Text segment:
According to its 2020 annual report, post balance date, the Government fund (GFS) terminated Marathon and PanAgora contracts and appointed two Australian-based global share funds managed by T. Rowe Price and Hyperion Asset Management. In September, GSF also terminated ANZ as a currency hedge manager, leaving State Street as the sole provider of this service.

The report reveals that GSF has launched an independent review of its investment strategy after a poor two-year run has seen the scheme slip behind reference portfolio targets over all periods. The offshore equities-heavy fund was down -1.7 per cent for the 12 months to June against the passive reference portfolio return of 4.5 per cent and 5.7 per cent for NZ government bonds.

“Whilst the under-performance for the last two years has reduced the Fund’s average investment return over the last 10 years back to 8.6 per cent a year, net of fees, 1.0 per cent behind the ‘reference portfolio’, it remains ahead of that from NZ Government bonds by 3.2 per cent,” the report says. Since inception around 2001, the GSF portfolio – managed by Annuitas – returned 6.7 per cent – or 0.5 per cent under the reference portfolio. Annuitas is a joint-venture management and secretarial service company owned by the GFS Authority and the National provident Fund.

“The board believes its investment strategy remains appropriate. Nevertheless, given recent performance of the fund and in the light of heightened economic uncertainty and recent market turbulence, the board has commissioned an independent review of its investment strategy,” the report says. “This review will also provide information for the Government’s five-yearly statutory review of the fund in 2021.”

The GSF performance was hit by poor returns from global shares (compared to bonds) as well as its actively managed strategies lagging “returns from equity market indices almost entirely due to increasing prices paid for technology stocks”.

“While these exposures have hurt relative performance, the Authority has maintained the positions in the expectation that investors’ expectations of future growth in these large cap internet-based stocks will normalise at some point,” the report says.

Recorded information:

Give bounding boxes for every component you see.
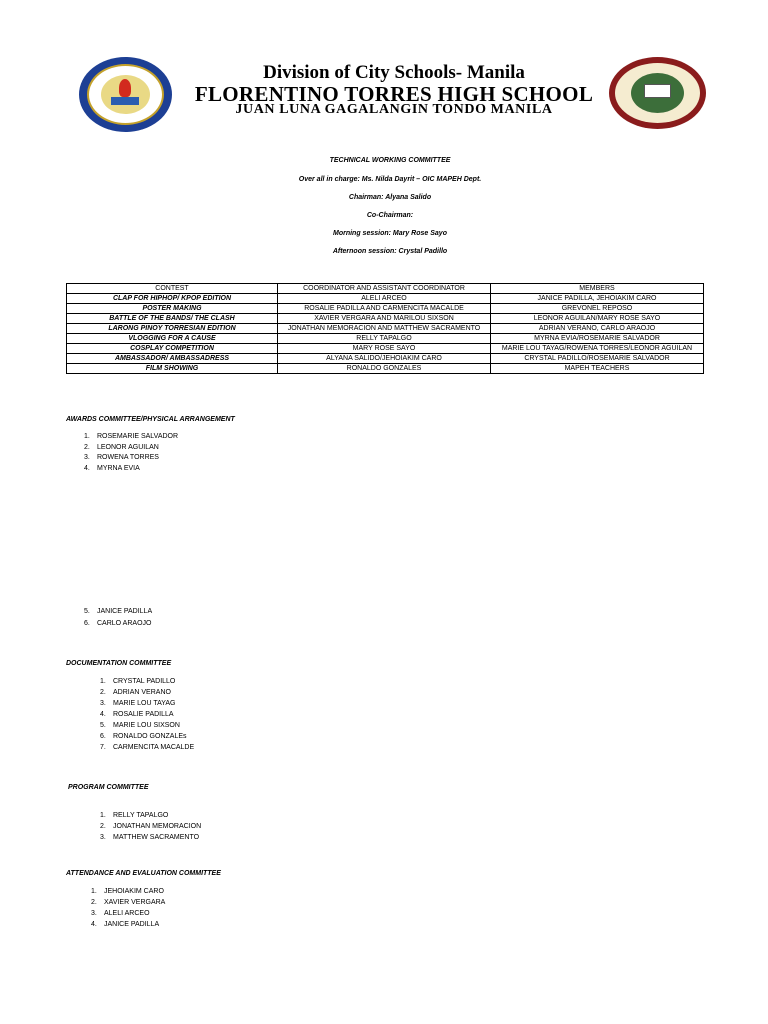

Exercise objective:
Pull out, word for word, the portion of the fund performance passage that opens with the words "According to its" and closes with "NZ government bonds.". The data has no connection to the fund performance passage.

Written answer:
According to its 2020 annual report, post balance date, the Government fund (GFS) terminated Marathon and PanAgora contracts and appointed two Australian-based global share funds managed by T. Rowe Price and Hyperion Asset Management. In September, GSF also terminated ANZ as a currency hedge manager, leaving State Street as the sole provider of this service.

The report reveals that GSF has launched an independent review of its investment strategy after a poor two-year run has seen the scheme slip behind reference portfolio targets over all periods. The offshore equities-heavy fund was down -1.7 per cent for the 12 months to June against the passive reference portfolio return of 4.5 per cent and 5.7 per cent for NZ government bonds.